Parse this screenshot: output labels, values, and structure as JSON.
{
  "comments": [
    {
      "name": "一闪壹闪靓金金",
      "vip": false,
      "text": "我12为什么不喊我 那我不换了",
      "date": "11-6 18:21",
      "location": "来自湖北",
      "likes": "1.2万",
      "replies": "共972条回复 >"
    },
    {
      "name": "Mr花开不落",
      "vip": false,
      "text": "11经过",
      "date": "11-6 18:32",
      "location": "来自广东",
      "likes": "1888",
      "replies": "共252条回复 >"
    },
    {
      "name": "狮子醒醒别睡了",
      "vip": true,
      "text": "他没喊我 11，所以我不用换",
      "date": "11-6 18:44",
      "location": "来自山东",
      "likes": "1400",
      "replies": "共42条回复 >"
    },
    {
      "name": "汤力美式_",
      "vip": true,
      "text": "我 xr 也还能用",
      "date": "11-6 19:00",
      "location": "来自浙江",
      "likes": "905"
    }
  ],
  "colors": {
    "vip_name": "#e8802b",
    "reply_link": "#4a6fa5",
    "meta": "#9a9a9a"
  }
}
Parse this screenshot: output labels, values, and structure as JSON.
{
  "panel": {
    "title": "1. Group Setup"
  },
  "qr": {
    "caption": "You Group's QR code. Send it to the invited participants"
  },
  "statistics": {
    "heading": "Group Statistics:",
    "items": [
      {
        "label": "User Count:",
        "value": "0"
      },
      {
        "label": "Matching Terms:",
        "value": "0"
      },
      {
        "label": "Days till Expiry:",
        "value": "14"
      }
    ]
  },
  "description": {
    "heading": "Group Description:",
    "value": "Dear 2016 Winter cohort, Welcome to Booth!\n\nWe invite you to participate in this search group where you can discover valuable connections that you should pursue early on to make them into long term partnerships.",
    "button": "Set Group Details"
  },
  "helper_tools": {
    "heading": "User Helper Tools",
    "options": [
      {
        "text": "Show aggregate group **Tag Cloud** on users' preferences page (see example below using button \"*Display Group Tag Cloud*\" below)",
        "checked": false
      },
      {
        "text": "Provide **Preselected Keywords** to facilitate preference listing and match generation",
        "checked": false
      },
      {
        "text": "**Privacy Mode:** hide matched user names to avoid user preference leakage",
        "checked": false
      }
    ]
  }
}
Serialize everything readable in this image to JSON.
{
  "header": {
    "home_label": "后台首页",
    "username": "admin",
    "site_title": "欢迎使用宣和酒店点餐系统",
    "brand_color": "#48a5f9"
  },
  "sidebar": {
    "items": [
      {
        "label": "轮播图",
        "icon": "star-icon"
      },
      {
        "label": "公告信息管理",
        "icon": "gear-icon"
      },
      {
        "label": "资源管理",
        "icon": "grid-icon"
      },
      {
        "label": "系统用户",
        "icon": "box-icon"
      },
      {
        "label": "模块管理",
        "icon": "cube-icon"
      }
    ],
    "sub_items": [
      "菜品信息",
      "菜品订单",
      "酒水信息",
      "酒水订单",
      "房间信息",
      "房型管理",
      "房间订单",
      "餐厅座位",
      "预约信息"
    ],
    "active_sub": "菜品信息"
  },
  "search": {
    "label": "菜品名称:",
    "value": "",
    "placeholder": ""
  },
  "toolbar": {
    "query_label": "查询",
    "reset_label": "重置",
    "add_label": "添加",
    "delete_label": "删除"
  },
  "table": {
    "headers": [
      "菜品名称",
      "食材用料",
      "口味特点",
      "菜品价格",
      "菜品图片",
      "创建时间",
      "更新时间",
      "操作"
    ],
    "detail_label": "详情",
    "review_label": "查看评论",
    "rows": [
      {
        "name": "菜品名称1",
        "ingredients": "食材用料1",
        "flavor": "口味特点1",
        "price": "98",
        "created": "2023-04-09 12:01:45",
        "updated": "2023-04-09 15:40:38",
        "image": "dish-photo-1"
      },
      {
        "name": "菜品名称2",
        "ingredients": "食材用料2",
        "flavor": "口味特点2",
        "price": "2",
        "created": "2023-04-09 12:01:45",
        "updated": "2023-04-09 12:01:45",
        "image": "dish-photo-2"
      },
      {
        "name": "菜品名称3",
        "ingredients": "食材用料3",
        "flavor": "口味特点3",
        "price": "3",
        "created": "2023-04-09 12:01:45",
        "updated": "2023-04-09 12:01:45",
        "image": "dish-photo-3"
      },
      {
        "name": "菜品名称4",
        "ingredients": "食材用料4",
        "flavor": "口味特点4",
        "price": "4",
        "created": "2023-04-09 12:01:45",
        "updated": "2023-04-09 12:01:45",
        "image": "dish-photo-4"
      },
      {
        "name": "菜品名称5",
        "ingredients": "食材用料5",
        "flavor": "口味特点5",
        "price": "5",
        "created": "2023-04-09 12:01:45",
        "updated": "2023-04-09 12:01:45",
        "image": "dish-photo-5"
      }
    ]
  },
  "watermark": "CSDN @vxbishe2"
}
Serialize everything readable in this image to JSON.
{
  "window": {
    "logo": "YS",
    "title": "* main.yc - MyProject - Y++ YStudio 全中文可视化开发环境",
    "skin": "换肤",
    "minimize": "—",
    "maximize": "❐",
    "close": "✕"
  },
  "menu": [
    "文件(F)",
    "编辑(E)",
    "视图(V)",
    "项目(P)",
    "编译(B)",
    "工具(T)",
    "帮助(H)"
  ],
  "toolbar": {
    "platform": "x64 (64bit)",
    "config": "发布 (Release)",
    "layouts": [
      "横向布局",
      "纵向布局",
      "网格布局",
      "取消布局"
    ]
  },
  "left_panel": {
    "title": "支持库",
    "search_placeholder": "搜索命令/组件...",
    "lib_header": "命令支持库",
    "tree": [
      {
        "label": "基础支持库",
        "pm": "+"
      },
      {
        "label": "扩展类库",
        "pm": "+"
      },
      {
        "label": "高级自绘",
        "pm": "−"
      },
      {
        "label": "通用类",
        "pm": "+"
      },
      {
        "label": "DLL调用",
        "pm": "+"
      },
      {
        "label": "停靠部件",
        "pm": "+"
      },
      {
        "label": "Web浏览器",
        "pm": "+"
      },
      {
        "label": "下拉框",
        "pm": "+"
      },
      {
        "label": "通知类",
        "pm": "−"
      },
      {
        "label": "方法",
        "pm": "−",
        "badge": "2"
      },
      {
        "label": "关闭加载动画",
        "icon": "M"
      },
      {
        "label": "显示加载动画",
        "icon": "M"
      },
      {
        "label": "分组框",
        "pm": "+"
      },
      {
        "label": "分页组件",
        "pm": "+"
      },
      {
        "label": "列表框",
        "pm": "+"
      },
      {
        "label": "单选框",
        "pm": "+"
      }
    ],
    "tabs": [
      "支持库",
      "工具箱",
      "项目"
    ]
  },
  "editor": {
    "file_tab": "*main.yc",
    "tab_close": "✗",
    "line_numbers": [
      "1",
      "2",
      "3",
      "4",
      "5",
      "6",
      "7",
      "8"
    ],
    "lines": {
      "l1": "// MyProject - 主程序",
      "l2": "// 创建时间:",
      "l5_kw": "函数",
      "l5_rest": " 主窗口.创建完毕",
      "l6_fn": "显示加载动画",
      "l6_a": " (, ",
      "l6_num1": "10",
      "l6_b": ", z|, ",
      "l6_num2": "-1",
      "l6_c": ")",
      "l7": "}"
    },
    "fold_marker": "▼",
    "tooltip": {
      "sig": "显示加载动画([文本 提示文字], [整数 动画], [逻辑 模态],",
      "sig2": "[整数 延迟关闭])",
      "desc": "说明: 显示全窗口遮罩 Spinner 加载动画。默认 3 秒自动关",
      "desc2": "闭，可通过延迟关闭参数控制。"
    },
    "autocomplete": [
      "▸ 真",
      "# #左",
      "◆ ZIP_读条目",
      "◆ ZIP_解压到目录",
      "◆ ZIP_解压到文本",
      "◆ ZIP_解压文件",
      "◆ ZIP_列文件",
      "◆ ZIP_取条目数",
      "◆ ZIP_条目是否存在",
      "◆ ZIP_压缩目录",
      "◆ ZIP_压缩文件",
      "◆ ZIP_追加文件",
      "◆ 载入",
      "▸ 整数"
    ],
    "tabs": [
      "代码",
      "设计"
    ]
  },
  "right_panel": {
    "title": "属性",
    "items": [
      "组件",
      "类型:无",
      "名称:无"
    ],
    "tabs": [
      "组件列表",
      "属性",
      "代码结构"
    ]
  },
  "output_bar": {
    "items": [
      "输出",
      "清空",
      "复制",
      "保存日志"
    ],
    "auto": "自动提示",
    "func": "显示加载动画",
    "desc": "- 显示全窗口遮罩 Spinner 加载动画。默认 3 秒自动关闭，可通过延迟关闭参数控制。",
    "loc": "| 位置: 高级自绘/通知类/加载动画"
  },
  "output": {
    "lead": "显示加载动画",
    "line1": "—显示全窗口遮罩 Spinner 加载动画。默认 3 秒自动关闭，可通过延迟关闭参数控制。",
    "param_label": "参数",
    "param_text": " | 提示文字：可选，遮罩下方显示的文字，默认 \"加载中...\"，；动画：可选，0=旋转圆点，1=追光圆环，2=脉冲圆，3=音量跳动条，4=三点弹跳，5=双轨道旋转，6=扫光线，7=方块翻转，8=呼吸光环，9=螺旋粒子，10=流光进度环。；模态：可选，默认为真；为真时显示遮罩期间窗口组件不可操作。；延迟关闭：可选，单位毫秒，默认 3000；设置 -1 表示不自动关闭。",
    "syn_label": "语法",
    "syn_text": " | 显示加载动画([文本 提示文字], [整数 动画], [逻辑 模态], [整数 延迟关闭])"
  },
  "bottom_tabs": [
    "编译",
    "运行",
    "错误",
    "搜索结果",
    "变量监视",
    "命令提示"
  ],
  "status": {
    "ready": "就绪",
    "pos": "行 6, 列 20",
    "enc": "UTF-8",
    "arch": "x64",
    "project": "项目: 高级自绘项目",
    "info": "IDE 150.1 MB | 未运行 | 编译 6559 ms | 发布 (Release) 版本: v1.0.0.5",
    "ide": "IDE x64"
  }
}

■ ■ ■ ■ ■ ■ ■

## Objective
Show the lines of the data that hold the word "秒自动关闭".

## Expected output
    "desc": "- 显示全窗口遮罩 Spinner 加载动画。默认 3 秒自动关闭，可通过延迟关闭参数控制。",
    "line1": "—显示全窗口遮罩 Spinner 加载动画。默认 3 秒自动关闭，可通过延迟关闭参数控制。",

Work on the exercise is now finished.